** Énoncé 1 **
Présentez sous forme de tableau Markdown les lignes de la liste, en commençant à celle qui contient « checkbox[interactable]: [82, 295, 94, 307] » et en vous arrêtant après celle qui contient « arrow-annotation-icon: [414, 230, 466, 288] », sans les lignes vides. Utilisez deux colonnes, Numéro pour le rang de chaque ligne et Ligne pour son texte.

Dans son bureau de l’Organisation nationale des moudjahidine, Akila Ouared s’élève contre un Code de la famille qu’elle juge injuste.

«Bien sûr, je ne remets pas en cause la lutte pour la libération du pays, mais il faut dire des vérités: il y a une déception. La lutte n’a pas commencé en 54, Lalla Fatma N’soumer avait mis à genoux l’armée française pendant sept ans», dit-elle, ajoutant: «Certes, les femmes ont bénéficié de l’éducation, de la formation, du droit au vote, du droit à l’éligibilité, du droit au travail, mais il reste des inégalités au niveau des droits juridiques.»

Et si cela était aussi de la responsabilité des moudjahidate ayant rejoint leur cuisine sitôt la guerre finie?

Faux que tout cela, rétorque-t-elle.

«En 1965, soutient Mme Ouared, des milliers de femmes ont marché de la Maison de la presse à la salle Atlas avec pour principale revendication l’égalité. Les cercles qui étaient contre cette manifestation appelaient les femmes à rejoindre leur cuisine. Lorsque nous luttions pour le droit des femmes on nous disait que nous étions contre le pays. Comment, moi qui ai lutté pour que l’Algérie soit indépendante, je pourrais vouloir du mal à ce pays?», fustige-t-elle.

Un demi-siècle après l’indépendance du pays, l’aspiration des femmes à la justice est plus présente que jamais.

«C’était difficile du temps du parti unique, auquel j’appartenais par ailleurs, de faire avancer les idées. Les femmes ont toujours été revendicatives d’un statut de leur pays. Le petit amendement opéré en 2007 ne répond pas à nos aspirations. Il faut un courage politique pour que les femmes aient les mêmes droits que les hommes», commente Akila Ouared.

** Énoncé 2 **
D'après le passage cité, pendant combien de temps Lalla Fatma N'soumer a-t-elle mis à genoux l'armée française ?

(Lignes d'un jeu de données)
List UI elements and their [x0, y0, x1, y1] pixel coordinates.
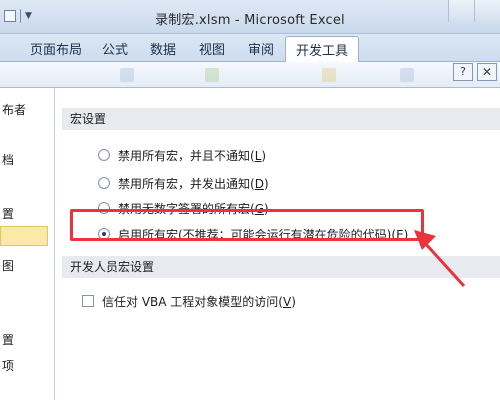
checkbox[interactable]: [82, 295, 94, 307]
tab-developer[interactable]: 开发工具: [285, 36, 359, 63]
option-disable-with-notify[interactable]: 禁用所有宏，并发出通知(D): [98, 174, 269, 192]
sidebar-item-privacy[interactable]: 置: [0, 330, 54, 350]
tab-data[interactable]: 数据: [150, 39, 176, 58]
ribbon-strip: [0, 62, 500, 88]
arrow-annotation-icon: [414, 230, 466, 288]
ribbon-ghost-icon: [205, 68, 219, 82]
radio-button[interactable]: [98, 149, 110, 161]
ribbon-tabs: 页面布局 公式 数据 视图 审阅 开发工具: [0, 34, 500, 63]
sidebar: 布者 档 置 图 置 项: [0, 88, 55, 400]
ribbon-ghost-icon: [322, 68, 336, 82]
highlight-box: [70, 209, 424, 241]
tab-formulas[interactable]: 公式: [102, 39, 128, 58]
sidebar-item-documents[interactable]: 档: [0, 150, 54, 170]
title-bar: ▼ 录制宏.xlsm - Microsoft Excel: [0, 0, 500, 34]
sidebar-item-message-bar[interactable]: 图: [0, 256, 54, 276]
tab-review[interactable]: 审阅: [248, 39, 274, 58]
sidebar-item-options[interactable]: 项: [0, 356, 54, 376]
option-trust-vba[interactable]: 信任对 VBA 工程对象模型的访问(V): [82, 292, 296, 310]
sidebar-item-publishers[interactable]: 布者: [0, 100, 54, 120]
sidebar-item-settings[interactable]: 置: [0, 204, 54, 224]
ribbon-ghost-icon: [120, 68, 134, 82]
macro-settings-header: 宏设置: [62, 108, 500, 130]
sidebar-item-macro-settings[interactable]: [0, 226, 48, 246]
minimize-button[interactable]: [448, 0, 474, 22]
help-button[interactable]: ?: [453, 63, 473, 81]
tab-page-layout[interactable]: 页面布局: [30, 39, 82, 58]
tab-view[interactable]: 视图: [199, 39, 225, 58]
ribbon-ghost-icon: [400, 68, 414, 82]
close-button[interactable]: ✕: [477, 63, 497, 81]
radio-button[interactable]: [98, 177, 110, 189]
option-disable-no-notify[interactable]: 禁用所有宏，并且不通知(L): [98, 146, 266, 164]
window-title: 录制宏.xlsm - Microsoft Excel: [155, 13, 345, 28]
window-controls: [448, 0, 500, 22]
maximize-button[interactable]: [474, 0, 500, 22]
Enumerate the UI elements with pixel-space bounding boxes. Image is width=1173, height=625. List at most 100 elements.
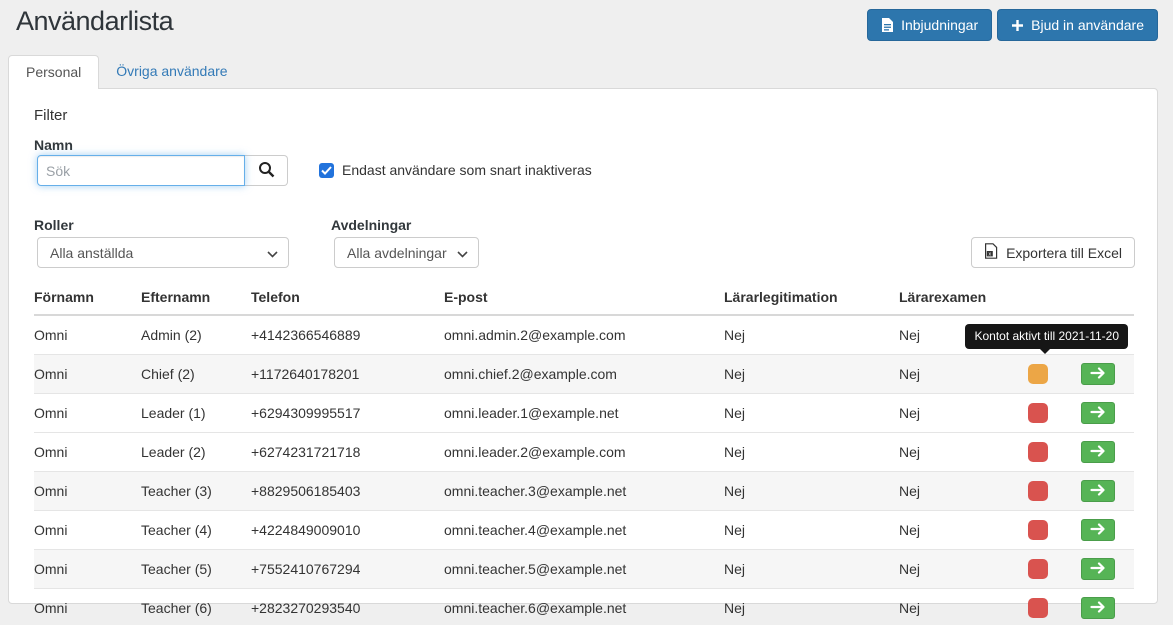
roles-selected-value: Alla anställda xyxy=(50,244,134,261)
status-badge[interactable] xyxy=(1027,364,1048,384)
phone-cell: +6274231721718 xyxy=(251,432,444,472)
teacher-exam-cell: Nej xyxy=(899,354,1014,394)
checkbox-label: Endast användare som snart inaktiveras xyxy=(342,162,592,178)
last-name-cell: Teacher (5) xyxy=(141,549,251,589)
status-badge[interactable] xyxy=(1027,403,1048,423)
teacher-license-cell: Nej xyxy=(724,354,899,394)
email-cell: omni.admin.2@example.com xyxy=(444,327,626,343)
search-icon xyxy=(258,161,275,181)
invitations-label: Inbjudningar xyxy=(901,17,979,33)
search-button[interactable] xyxy=(245,155,288,186)
departments-label: Avdelningar xyxy=(331,217,412,233)
arrow-right-icon xyxy=(1089,522,1106,538)
checkbox-checked-icon[interactable] xyxy=(319,162,334,178)
column-header: Lärarexamen xyxy=(899,281,1014,316)
invite-user-button[interactable]: Bjud in användare xyxy=(997,9,1158,41)
teacher-exam-cell: Nej xyxy=(899,393,1014,433)
last-name-cell: Chief (2) xyxy=(141,354,251,394)
arrow-right-icon xyxy=(1089,366,1106,382)
first-name-cell: Omni xyxy=(34,510,141,550)
table-row: Omni Leader (2) +6274231721718 omni.leader.… xyxy=(34,432,1134,472)
status-badge[interactable] xyxy=(1027,559,1048,579)
status-column-header xyxy=(1014,281,1069,316)
invite-user-label: Bjud in användare xyxy=(1031,17,1144,33)
teacher-exam-cell: Nej xyxy=(899,471,1014,511)
inactivating-filter[interactable]: Endast användare som snart inaktiveras xyxy=(319,162,592,178)
action-cell xyxy=(1069,471,1134,511)
export-excel-button[interactable]: x Exportera till Excel xyxy=(971,237,1135,268)
invitations-button[interactable]: Inbjudningar xyxy=(867,9,993,41)
column-header: Förnamn xyxy=(34,281,141,316)
status-badge[interactable] xyxy=(1027,481,1048,501)
account-active-tooltip: Kontot aktivt till 2021-11-20 xyxy=(965,324,1128,354)
first-name-cell: Omni xyxy=(34,549,141,589)
phone-cell: +6294309995517 xyxy=(251,393,444,433)
first-name-cell: Omni xyxy=(34,327,68,343)
open-user-button[interactable] xyxy=(1080,558,1115,580)
roles-select[interactable]: Alla anställda xyxy=(37,237,289,268)
name-search-group xyxy=(37,155,288,186)
email-cell: omni.leader.2@example.com xyxy=(444,432,724,472)
header-actions: Inbjudningar Bjud in användare xyxy=(867,9,1158,41)
table-row: Omni Teacher (5) +7552410767294 omni.teache… xyxy=(34,549,1134,589)
teacher-license-cell: Nej xyxy=(724,549,899,589)
last-name-cell: Teacher (6) xyxy=(141,588,251,625)
open-user-button[interactable] xyxy=(1080,363,1115,385)
email-cell: omni.teacher.5@example.net xyxy=(444,549,724,589)
departments-select[interactable]: Alla avdelningar xyxy=(334,237,479,268)
table-header-row: Förnamn Efternamn Telefon E-post Lärarlegiti… xyxy=(34,281,1134,316)
table-row: Omni Teacher (6) +2823270293540 omni.teache… xyxy=(34,588,1134,625)
action-cell xyxy=(1069,510,1134,550)
table-row: Omni Teacher (3) +8829506185403 omni.teache… xyxy=(34,471,1134,511)
table-row: Omni Leader (1) +6294309995517 omni.leader.… xyxy=(34,393,1134,433)
first-name-cell: Omni xyxy=(34,393,141,433)
name-label: Namn xyxy=(34,137,73,153)
column-header: Lärarlegitimation xyxy=(724,281,899,316)
action-cell xyxy=(1069,432,1134,472)
column-header: Efternamn xyxy=(141,281,251,316)
email-cell: omni.chief.2@example.com xyxy=(444,354,724,394)
teacher-exam-cell: Nej xyxy=(899,510,1014,550)
open-user-button[interactable] xyxy=(1080,519,1115,541)
tab-other-users[interactable]: Övriga användare xyxy=(99,55,244,89)
chevron-down-icon xyxy=(267,245,278,261)
last-name-cell: Leader (1) xyxy=(141,393,251,433)
filter-title: Filter xyxy=(34,107,68,124)
first-name-cell: Omni xyxy=(34,354,141,394)
arrow-right-icon xyxy=(1089,405,1106,421)
status-badge[interactable] xyxy=(1027,598,1048,618)
phone-cell: +8829506185403 xyxy=(251,471,444,511)
email-cell: omni.teacher.4@example.net xyxy=(444,510,724,550)
search-input[interactable] xyxy=(37,155,245,186)
arrow-right-icon xyxy=(1089,444,1106,460)
teacher-exam-cell: Nej xyxy=(899,588,1014,625)
teacher-license-cell: Nej xyxy=(724,327,746,343)
status-cell xyxy=(1014,510,1069,550)
table-row: Omni Teacher (4) +4224849009010 omni.teache… xyxy=(34,510,1134,550)
open-user-button[interactable] xyxy=(1080,441,1115,463)
email-cell: omni.teacher.6@example.net xyxy=(444,588,724,625)
tab-bar: Personal Övriga användare xyxy=(8,55,245,89)
email-cell: omni.teacher.3@example.net xyxy=(444,471,724,511)
tooltip-arrow-icon xyxy=(1040,349,1050,354)
status-badge[interactable] xyxy=(1027,442,1048,462)
action-cell xyxy=(1069,588,1134,625)
teacher-exam-cell: Nej xyxy=(899,432,1014,472)
teacher-license-cell: Nej xyxy=(724,471,899,511)
arrow-right-icon xyxy=(1089,561,1106,577)
table-body: Omni Admin (2) +4142366546889 omni.admin.2@… xyxy=(34,315,1134,625)
status-cell xyxy=(1014,432,1069,472)
action-cell xyxy=(1069,549,1134,589)
status-badge[interactable] xyxy=(1027,520,1048,540)
status-cell xyxy=(1014,549,1069,589)
tooltip-text: Kontot aktivt till 2021-11-20 xyxy=(974,329,1119,343)
open-user-button[interactable] xyxy=(1080,402,1115,424)
teacher-license-cell: Nej xyxy=(724,510,899,550)
last-name-cell: Teacher (3) xyxy=(141,471,251,511)
table-row: Omni Chief (2) +1172640178201 omni.chief.2@… xyxy=(34,354,1134,394)
teacher-license-cell: Nej xyxy=(724,588,899,625)
open-user-button[interactable] xyxy=(1080,597,1115,619)
plus-icon xyxy=(1011,19,1024,32)
tab-personal[interactable]: Personal xyxy=(8,55,100,89)
open-user-button[interactable] xyxy=(1080,480,1115,502)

** Résultat correct 1 **
| Numéro | Ligne |
|---|---|
| 1 | checkbox[interactable]: [82, 295, 94, 307] |
| 2 | tab-developer[interactable]: 开发工具: [285, 36, 359, 63] |
| 3 | option-disable-with-notify[interactable]: 禁用所有宏，并发出通知(D): [98, 174, 269, 192] |
| 4 | sidebar-item-privacy[interactable]: 置: [0, 330, 54, 350] |
| 5 | tab-data[interactable]: 数据: [150, 39, 176, 58] |
| 6 | ribbon-strip: [0, 62, 500, 88] |
| 7 | arrow-annotation-icon: [414, 230, 466, 288] |

** Résultat correct 2 **
Pendant sept ans.